**EXERCISE PROMPT**
Rewrite the lines of all the entries below as a single numbered list, skipping any blank lines. Leave the pictures out.

**DATA IN THIS EXERCISE**
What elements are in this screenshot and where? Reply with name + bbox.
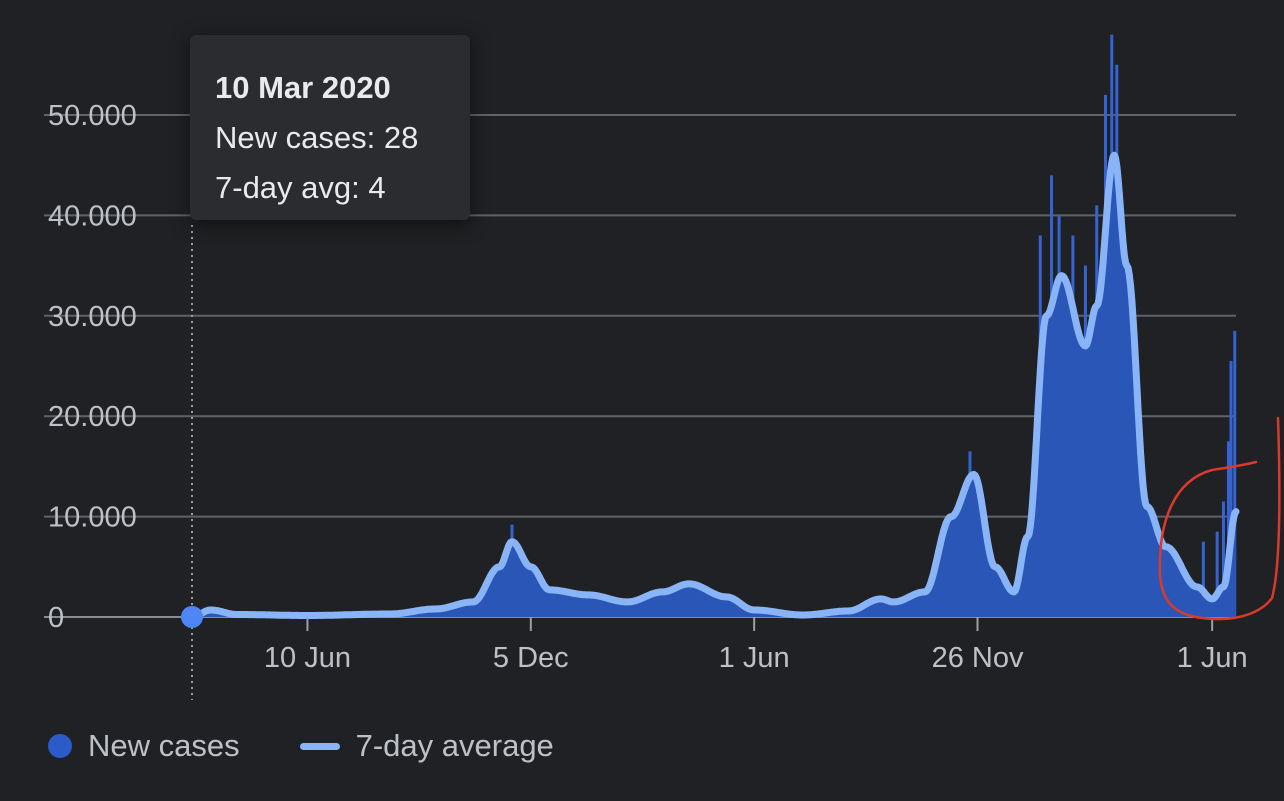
x-tick-label: 10 Jun: [264, 642, 351, 674]
chart-legend: New cases 7-day average: [48, 722, 614, 770]
legend-label-seven-day-average: 7-day average: [355, 728, 554, 763]
legend-label-new-cases: New cases: [88, 728, 240, 763]
hover-point-marker[interactable]: [181, 605, 203, 628]
legend-item-new-cases[interactable]: New cases: [48, 728, 240, 764]
new-cases-area: [192, 155, 1236, 617]
y-tick-label: 20.000: [48, 401, 137, 433]
seven-day-average-line: [188, 151, 1240, 621]
x-tick-label: 1 Jun: [1177, 642, 1248, 674]
y-tick-label: 10.000: [48, 502, 137, 534]
x-axis-ticks: 10 Jun 5 Dec 1 Jun 26 Nov 1 Jun: [264, 617, 1248, 674]
y-tick-label: 30.000: [48, 301, 137, 333]
seven-day-average-swatch-icon: [299, 742, 340, 750]
tooltip-date: 10 Mar 2020: [215, 70, 391, 105]
y-axis-ticks: 0 10.000 20.000 30.000 40.000 50.000: [48, 100, 137, 634]
new-cases-bar: [1233, 330, 1237, 617]
new-cases-swatch-icon: [48, 734, 72, 758]
red-hand-drawn-annotation: [1158, 416, 1281, 621]
new-cases-bar: [1201, 541, 1205, 617]
y-tick-label: 50.000: [48, 100, 137, 132]
y-tick-label: 40.000: [48, 200, 137, 232]
x-tick-label: 5 Dec: [493, 642, 569, 674]
x-tick-label: 26 Nov: [932, 642, 1024, 674]
new-cases-bar: [1221, 501, 1225, 617]
tooltip-seven-day-avg: 7-day avg: 4: [215, 170, 386, 205]
new-cases-bar: [1215, 531, 1219, 617]
x-tick-label: 1 Jun: [719, 642, 790, 674]
chart-tooltip: 10 Mar 2020 New cases: 28 7-day avg: 4: [190, 35, 470, 220]
y-tick-label: 0: [48, 602, 64, 634]
new-cases-bar: [1229, 360, 1233, 617]
tooltip-new-cases: New cases: 28: [215, 120, 419, 155]
legend-item-seven-day-average[interactable]: 7-day average: [299, 728, 554, 764]
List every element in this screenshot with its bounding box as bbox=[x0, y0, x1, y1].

**EXERCISE ANSWER**
1. What elements are in this screenshot and where? Reply with name + bbox.
2. x-tick-label: 10 Jun: [264, 642, 351, 674]
3. chart-legend: New cases 7-day average: [48, 722, 614, 770]
4. legend-label-seven-day-average: 7-day average: [355, 728, 554, 763]
5. legend-label-new-cases: New cases: [88, 728, 240, 763]
6. hover-point-marker[interactable]: [181, 605, 203, 628]
7. legend-item-new-cases[interactable]: New cases: [48, 728, 240, 764]
8. new-cases-area: [192, 155, 1236, 617]
9. y-tick-label: 20.000: [48, 401, 137, 433]
10. seven-day-average-line: [188, 151, 1240, 621]
11. x-tick-label: 1 Jun: [1177, 642, 1248, 674]
12. y-tick-label: 10.000: [48, 502, 137, 534]
13. x-axis-ticks: 10 Jun 5 Dec 1 Jun 26 Nov 1 Jun: [264, 617, 1248, 674]
14. y-tick-label: 30.000: [48, 301, 137, 333]
15. seven-day-average-swatch-icon: [299, 742, 340, 750]
16. tooltip-date: 10 Mar 2020: [215, 70, 391, 105]
17. y-axis-ticks: 0 10.000 20.000 30.000 40.000 50.000: [48, 100, 137, 634]
18. new-cases-bar: [1233, 330, 1237, 617]
19. new-cases-swatch-icon: [48, 734, 72, 758]
20. red-hand-drawn-annotation: [1158, 416, 1281, 621]
21. new-cases-bar: [1201, 541, 1205, 617]
22. y-tick-label: 50.000: [48, 100, 137, 132]
23. y-tick-label: 40.000: [48, 200, 137, 232]
24. x-tick-label: 5 Dec: [493, 642, 569, 674]
25. x-tick-label: 26 Nov: [932, 642, 1024, 674]
26. new-cases-bar: [1221, 501, 1225, 617]
27. tooltip-seven-day-avg: 7-day avg: 4: [215, 170, 386, 205]
28. new-cases-bar: [1215, 531, 1219, 617]
29. x-tick-label: 1 Jun: [719, 642, 790, 674]
30. chart-tooltip: 10 Mar 2020 New cases: 28 7-day avg: 4: [190, 35, 470, 220]
31. y-tick-label: 0: [48, 602, 64, 634]
32. new-cases-bar: [1229, 360, 1233, 617]
33. tooltip-new-cases: New cases: 28: [215, 120, 419, 155]
34. legend-item-seven-day-average[interactable]: 7-day average: [299, 728, 554, 764]
35. List every element in this screenshot with its bounding box as bbox=[x0, y0, x1, y1].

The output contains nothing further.